(Raw records)
....

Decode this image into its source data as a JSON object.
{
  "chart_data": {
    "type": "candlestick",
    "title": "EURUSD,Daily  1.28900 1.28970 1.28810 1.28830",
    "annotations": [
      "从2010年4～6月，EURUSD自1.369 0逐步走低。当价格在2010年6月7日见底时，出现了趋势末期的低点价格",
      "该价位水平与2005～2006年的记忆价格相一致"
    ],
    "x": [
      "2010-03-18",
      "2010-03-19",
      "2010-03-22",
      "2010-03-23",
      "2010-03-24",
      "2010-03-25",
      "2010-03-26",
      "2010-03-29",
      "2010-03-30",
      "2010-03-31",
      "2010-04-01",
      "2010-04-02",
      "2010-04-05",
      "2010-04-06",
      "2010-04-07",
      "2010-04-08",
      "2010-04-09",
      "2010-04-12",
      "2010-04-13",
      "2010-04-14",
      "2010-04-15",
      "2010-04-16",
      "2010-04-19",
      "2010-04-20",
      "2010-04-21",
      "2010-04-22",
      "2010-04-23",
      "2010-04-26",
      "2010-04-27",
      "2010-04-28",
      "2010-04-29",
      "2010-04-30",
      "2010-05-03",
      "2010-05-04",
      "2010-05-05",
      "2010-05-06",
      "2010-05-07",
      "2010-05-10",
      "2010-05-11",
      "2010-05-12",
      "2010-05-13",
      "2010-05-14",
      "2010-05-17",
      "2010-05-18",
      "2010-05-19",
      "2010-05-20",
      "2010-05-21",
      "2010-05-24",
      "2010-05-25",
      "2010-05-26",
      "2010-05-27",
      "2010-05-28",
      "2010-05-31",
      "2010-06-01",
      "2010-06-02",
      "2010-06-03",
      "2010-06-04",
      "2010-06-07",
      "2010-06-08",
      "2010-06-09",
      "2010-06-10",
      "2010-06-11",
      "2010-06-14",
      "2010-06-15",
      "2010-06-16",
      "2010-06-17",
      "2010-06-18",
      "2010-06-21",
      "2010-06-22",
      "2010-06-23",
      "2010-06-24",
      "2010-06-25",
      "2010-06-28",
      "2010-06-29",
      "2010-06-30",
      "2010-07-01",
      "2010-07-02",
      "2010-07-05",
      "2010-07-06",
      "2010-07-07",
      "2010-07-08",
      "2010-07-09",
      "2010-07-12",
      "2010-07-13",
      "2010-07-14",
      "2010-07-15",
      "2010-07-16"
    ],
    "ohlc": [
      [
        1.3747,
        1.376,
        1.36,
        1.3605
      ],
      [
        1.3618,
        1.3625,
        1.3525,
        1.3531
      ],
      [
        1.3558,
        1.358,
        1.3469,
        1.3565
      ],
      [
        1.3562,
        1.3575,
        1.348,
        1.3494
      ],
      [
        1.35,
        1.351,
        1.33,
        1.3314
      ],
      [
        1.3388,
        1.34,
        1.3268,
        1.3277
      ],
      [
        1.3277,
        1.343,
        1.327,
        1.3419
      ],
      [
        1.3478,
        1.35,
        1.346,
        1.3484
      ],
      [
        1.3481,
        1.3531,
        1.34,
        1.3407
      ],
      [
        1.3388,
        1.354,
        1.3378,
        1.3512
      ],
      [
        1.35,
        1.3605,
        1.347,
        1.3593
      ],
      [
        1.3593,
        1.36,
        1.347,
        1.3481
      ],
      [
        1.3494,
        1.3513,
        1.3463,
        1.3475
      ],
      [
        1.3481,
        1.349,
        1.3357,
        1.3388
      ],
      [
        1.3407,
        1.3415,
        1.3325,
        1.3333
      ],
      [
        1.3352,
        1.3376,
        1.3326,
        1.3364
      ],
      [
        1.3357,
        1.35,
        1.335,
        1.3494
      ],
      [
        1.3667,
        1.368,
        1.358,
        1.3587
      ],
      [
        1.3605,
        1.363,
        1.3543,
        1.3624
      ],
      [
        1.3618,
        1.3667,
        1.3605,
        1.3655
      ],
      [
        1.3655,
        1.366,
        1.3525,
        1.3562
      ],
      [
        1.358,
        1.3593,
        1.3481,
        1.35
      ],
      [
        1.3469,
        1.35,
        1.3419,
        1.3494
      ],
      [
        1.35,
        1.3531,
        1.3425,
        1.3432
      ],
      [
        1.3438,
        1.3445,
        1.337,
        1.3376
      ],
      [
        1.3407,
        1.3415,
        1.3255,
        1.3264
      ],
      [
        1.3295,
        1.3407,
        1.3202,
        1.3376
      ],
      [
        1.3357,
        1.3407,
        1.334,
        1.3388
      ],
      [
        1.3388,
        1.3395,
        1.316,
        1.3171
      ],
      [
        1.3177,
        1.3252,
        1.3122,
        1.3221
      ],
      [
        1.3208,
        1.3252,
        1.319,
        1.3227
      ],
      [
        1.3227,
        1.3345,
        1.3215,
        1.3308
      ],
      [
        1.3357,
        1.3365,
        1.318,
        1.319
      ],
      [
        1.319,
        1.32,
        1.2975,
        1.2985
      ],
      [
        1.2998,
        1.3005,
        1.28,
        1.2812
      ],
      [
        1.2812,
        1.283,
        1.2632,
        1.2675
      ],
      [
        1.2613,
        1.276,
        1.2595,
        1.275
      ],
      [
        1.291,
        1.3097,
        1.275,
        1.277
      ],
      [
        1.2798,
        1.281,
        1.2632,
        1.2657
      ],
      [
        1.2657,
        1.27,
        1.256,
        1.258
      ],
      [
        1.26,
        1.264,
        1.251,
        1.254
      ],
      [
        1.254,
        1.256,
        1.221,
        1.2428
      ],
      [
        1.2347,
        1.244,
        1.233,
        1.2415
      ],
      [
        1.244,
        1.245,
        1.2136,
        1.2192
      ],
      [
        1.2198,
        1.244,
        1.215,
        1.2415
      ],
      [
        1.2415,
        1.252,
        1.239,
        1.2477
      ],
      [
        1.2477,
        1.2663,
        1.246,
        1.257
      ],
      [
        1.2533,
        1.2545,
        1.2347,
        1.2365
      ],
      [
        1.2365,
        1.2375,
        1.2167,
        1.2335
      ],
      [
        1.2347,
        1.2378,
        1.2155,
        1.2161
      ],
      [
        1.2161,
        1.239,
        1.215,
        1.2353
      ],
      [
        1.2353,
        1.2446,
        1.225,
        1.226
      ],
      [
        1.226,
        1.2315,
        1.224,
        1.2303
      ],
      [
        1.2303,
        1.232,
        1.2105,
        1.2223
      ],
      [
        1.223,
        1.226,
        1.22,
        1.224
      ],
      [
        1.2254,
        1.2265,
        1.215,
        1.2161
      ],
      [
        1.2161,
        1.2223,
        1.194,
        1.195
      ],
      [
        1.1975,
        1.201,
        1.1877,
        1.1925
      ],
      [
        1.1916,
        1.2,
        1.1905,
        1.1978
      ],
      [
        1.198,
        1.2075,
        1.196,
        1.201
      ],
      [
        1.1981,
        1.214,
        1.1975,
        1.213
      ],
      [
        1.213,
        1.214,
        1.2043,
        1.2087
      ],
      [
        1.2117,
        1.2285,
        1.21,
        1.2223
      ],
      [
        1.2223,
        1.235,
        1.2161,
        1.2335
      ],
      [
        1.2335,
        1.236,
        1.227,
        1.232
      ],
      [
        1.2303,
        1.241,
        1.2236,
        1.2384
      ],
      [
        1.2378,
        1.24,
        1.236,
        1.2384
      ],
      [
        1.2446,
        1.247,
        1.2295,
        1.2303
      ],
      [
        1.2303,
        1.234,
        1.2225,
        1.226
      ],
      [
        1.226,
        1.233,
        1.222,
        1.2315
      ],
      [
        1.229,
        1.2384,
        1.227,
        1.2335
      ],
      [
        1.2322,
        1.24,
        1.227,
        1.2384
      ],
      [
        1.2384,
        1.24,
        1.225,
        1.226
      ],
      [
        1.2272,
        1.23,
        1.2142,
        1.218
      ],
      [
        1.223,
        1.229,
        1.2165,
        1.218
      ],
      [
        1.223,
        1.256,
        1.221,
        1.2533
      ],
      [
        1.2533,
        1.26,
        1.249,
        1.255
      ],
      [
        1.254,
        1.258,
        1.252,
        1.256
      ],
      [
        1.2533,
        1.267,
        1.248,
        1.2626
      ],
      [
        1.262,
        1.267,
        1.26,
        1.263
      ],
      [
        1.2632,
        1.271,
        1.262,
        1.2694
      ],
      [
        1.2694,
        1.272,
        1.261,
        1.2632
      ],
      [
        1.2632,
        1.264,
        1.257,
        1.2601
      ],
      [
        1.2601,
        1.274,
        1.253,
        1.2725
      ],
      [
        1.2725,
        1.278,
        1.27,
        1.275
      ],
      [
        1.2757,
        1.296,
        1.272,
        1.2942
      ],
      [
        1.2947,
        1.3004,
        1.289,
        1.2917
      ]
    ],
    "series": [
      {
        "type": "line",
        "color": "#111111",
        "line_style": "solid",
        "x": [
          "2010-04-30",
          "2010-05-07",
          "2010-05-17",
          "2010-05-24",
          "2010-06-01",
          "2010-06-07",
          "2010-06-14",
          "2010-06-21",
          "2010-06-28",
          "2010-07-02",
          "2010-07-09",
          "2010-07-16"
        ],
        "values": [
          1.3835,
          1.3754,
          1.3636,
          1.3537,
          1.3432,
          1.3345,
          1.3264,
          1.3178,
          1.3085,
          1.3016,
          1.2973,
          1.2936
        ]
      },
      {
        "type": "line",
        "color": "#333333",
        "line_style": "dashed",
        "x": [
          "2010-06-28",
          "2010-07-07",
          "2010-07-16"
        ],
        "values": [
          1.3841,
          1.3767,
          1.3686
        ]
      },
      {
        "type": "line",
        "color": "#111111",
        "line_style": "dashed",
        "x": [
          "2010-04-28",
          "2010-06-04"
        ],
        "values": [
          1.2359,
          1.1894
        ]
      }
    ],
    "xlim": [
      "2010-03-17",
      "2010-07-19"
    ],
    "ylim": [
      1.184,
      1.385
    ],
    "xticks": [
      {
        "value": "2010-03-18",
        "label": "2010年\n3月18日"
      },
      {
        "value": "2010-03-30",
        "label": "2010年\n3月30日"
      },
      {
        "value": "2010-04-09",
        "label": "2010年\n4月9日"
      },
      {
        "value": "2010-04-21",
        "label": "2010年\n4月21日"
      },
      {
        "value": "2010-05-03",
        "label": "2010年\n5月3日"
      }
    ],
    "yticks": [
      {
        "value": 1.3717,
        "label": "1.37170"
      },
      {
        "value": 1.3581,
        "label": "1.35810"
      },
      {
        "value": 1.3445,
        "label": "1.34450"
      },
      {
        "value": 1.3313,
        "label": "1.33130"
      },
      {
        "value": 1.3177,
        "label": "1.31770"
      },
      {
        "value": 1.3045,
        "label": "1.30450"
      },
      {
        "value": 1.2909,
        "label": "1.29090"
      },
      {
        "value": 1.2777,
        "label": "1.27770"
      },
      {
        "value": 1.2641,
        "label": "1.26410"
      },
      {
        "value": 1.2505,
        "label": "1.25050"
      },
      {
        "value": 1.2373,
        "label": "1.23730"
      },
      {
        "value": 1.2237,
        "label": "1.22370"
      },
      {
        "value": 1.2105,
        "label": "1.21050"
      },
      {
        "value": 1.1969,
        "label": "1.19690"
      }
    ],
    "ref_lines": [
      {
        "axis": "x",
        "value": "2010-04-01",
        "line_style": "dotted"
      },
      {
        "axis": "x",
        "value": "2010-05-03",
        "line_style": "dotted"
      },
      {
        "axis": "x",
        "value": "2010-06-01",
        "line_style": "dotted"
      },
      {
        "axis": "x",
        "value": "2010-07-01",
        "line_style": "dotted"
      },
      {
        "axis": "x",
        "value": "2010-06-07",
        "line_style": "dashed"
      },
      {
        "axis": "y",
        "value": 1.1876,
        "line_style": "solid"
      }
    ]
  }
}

....

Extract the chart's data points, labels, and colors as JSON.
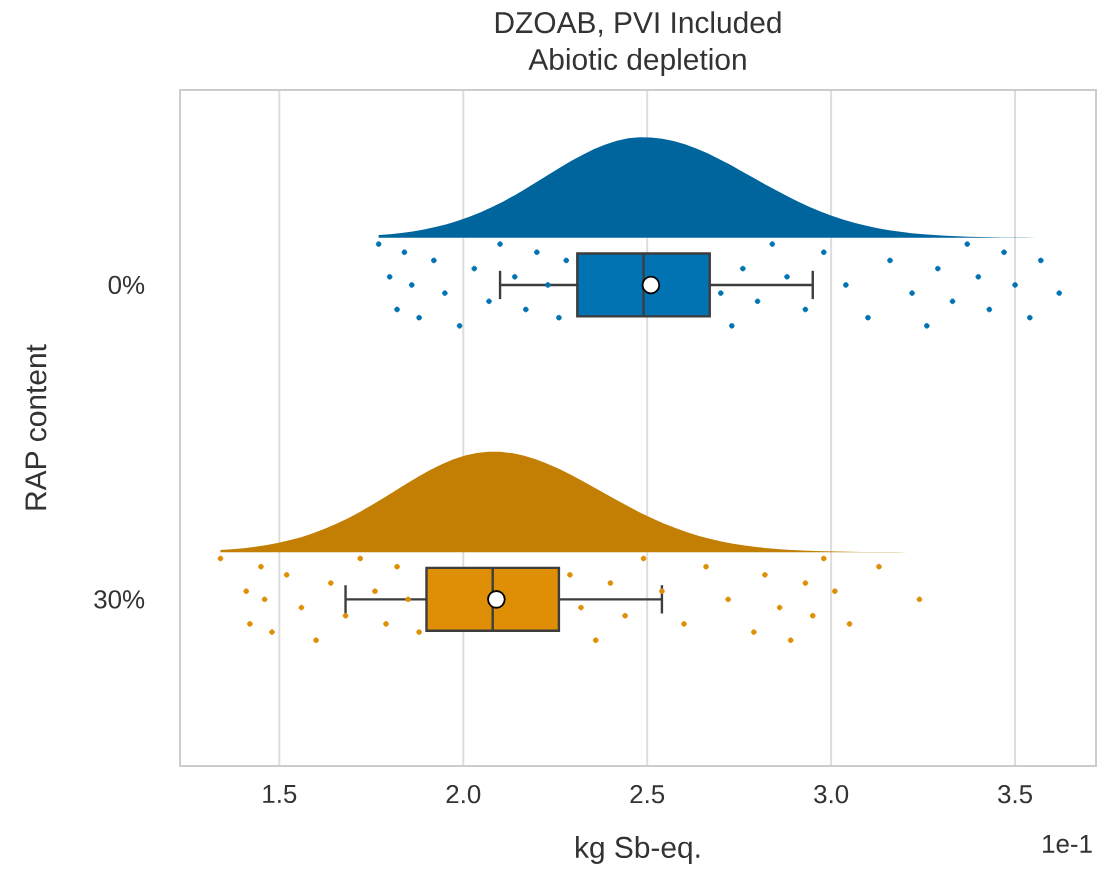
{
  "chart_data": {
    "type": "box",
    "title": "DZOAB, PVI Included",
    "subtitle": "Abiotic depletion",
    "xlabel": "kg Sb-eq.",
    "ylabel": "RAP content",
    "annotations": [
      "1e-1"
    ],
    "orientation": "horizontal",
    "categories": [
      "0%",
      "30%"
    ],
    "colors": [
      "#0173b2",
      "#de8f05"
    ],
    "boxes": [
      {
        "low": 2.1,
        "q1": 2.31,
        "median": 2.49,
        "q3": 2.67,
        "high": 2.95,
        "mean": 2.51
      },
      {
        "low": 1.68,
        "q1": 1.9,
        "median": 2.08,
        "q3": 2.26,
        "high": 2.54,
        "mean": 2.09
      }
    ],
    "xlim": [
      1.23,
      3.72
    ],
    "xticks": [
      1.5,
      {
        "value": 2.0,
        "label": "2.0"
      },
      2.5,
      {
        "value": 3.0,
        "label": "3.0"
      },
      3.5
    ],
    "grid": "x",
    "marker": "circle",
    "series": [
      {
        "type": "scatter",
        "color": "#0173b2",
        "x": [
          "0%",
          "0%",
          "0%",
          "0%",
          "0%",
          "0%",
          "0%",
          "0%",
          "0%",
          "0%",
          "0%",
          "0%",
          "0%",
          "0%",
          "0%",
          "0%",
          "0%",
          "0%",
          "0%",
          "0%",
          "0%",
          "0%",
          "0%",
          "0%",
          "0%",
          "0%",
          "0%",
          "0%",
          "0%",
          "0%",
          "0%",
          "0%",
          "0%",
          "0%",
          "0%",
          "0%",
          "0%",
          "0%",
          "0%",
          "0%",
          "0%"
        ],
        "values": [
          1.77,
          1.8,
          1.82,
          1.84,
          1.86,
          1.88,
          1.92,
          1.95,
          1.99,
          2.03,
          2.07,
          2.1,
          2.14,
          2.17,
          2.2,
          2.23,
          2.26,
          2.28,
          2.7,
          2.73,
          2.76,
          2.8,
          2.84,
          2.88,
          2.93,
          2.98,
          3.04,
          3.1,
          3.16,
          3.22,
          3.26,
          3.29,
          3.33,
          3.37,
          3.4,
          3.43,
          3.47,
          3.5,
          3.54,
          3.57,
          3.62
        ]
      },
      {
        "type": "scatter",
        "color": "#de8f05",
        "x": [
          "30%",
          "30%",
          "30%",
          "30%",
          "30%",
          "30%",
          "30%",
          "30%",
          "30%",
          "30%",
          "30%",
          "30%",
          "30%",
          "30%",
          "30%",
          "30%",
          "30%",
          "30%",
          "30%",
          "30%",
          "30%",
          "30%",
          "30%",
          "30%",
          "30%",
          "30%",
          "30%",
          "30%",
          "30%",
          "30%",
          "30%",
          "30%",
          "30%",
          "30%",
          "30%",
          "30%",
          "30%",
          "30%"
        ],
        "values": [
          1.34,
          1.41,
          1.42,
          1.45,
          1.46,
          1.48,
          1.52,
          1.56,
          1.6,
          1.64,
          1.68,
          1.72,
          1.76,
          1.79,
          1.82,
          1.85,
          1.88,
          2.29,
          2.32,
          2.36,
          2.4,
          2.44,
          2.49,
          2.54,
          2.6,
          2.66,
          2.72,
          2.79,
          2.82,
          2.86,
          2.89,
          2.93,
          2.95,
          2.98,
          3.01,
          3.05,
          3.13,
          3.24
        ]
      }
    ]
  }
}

....

## What you will do
Using the records above, copy each line that contains "JSON".

## Task output
Decode this image into its source data as a JSON object.
Extract the chart's data points, labels, and colors as JSON.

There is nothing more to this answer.